Complete the following:
- a) Please list the usernames of every poster in the forum thread below whose post uses a form of the word "weather".
- b) Reproduce the part of the forum thread below from the words "If it is a digital" up to and including the words "for the link.", keeping it unchanged.

Page extract:
# A few of my latest



## Pete_379X

A few pictures. Not the best quality.


----------



## tworail

Hi Pete,

nice pics!

I notice that the focus is mainly on the background - like the blinds etc. Are these trains in motin or standstill?

I have been experimenting with my camera a bit to try and get the best. Let me know if I can be of any help.


----------



## Boston&Maine

Pete_379X said:


> A few pictures. Not the best quality.


Hey, as long as they are not a complete blur 

Did you weather those locomotives? Whatever you did to them they look really realistic, espectially the SP diesel...


----------



## T-Man

*Camera's*

 The engines look great! 

Keep in mind the background is very light, and the dark engines dont' reflect at all. I had a quartz light on a black cast steamer and the electronic flash still wanted to work. I turned off the flash,it helped,but practice makes perfect.


----------



## ntrainlover

If it is a digital camra put it on the setting with the picture of the flower.


----------



## T-Man

Didn't five guys sign up today or yesterday? Strike three for the link.
Gee some people.

Thanks B&M for zapping the Spam Link!


----------



## fsm1000

Nice pics Pete


----------



## ho/ttothemoss

Good pic's


----------



## TapRoot

very nice! I love the weathered look


----------



## Bman

I really like the look of the weathered locos, great job!!


----------



## cosmos2002

Nice .pics


----------



## Patrick1544

Nicely weathered models!


----------



## callmeIshmael2

The PLM loco is magnificent. Great job on your weathering. Is that really layout trackage or a diorama? Looks great.


----------

Supplied material:
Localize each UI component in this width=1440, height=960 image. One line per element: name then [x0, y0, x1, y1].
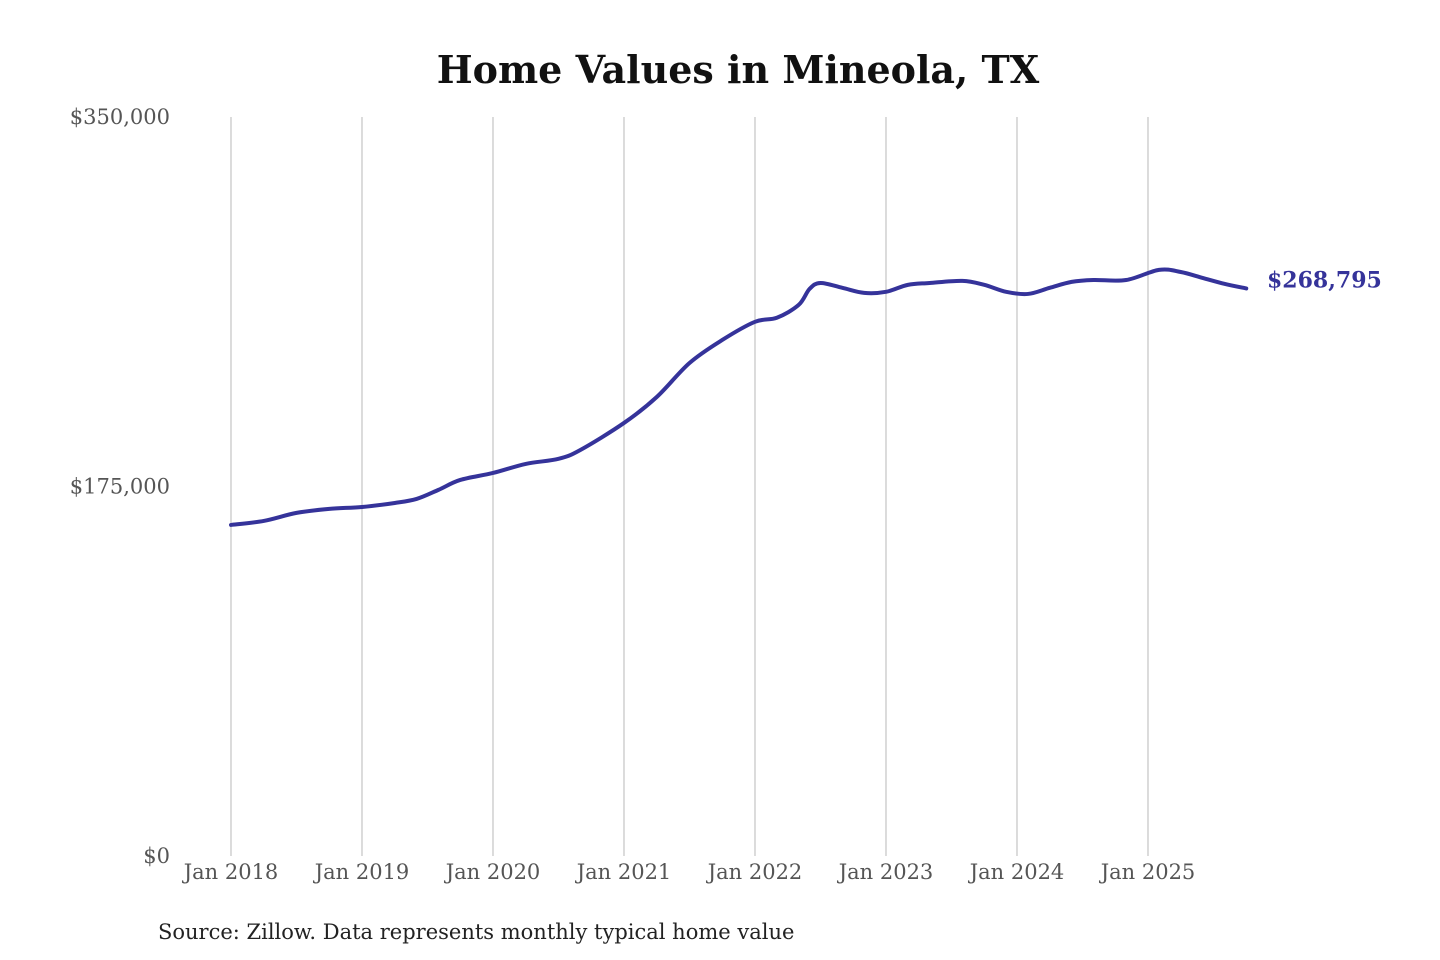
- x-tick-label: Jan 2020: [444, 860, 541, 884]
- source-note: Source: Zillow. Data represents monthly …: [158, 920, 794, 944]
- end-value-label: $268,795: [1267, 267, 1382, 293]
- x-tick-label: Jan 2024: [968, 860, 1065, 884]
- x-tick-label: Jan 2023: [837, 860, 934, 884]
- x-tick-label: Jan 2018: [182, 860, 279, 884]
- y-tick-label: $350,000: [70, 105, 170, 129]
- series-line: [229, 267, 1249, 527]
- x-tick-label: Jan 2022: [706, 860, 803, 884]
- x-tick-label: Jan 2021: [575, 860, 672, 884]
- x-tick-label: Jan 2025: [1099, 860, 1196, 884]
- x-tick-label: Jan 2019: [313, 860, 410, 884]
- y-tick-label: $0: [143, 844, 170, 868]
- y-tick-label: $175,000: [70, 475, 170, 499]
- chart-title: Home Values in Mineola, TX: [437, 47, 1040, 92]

==

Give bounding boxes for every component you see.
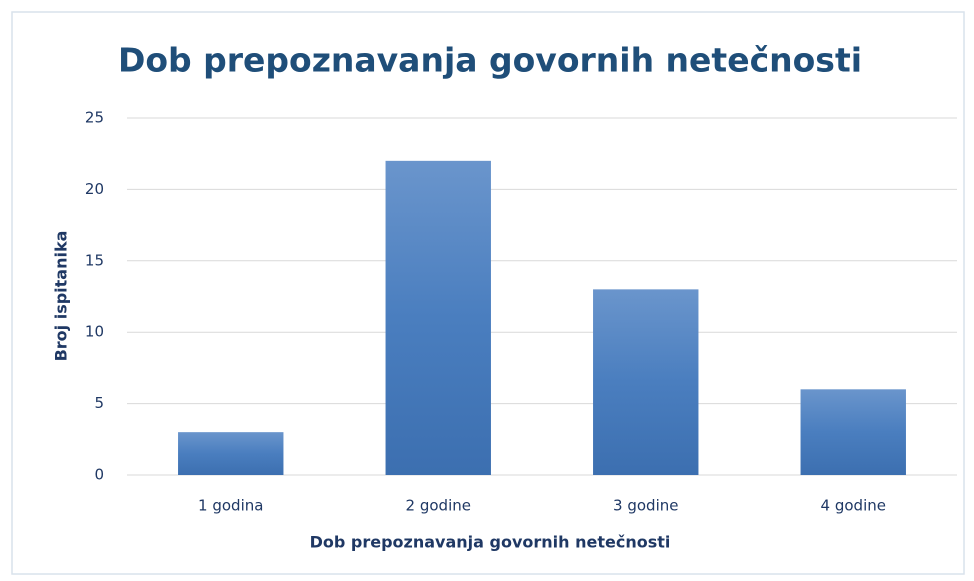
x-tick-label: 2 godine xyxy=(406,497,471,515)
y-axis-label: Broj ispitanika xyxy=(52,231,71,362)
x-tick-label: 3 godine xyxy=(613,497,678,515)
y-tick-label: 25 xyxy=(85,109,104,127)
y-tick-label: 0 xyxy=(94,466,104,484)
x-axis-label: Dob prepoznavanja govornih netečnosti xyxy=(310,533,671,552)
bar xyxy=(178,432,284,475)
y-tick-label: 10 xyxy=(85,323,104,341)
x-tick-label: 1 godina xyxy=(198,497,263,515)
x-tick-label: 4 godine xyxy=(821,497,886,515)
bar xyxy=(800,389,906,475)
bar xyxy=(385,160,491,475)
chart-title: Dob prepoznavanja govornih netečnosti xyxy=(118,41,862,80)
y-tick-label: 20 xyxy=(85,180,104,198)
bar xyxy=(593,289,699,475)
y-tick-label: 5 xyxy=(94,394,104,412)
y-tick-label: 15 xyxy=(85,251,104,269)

Complete answers:
- a)
Boston&Maine
TapRoot
Bman
Patrick1544
callmeIshmael2

- b)
If it is a digital camra put it on the setting with the picture of the flower.


----------



## T-Man

Didn't five guys sign up today or yesterday? Strike three for the link.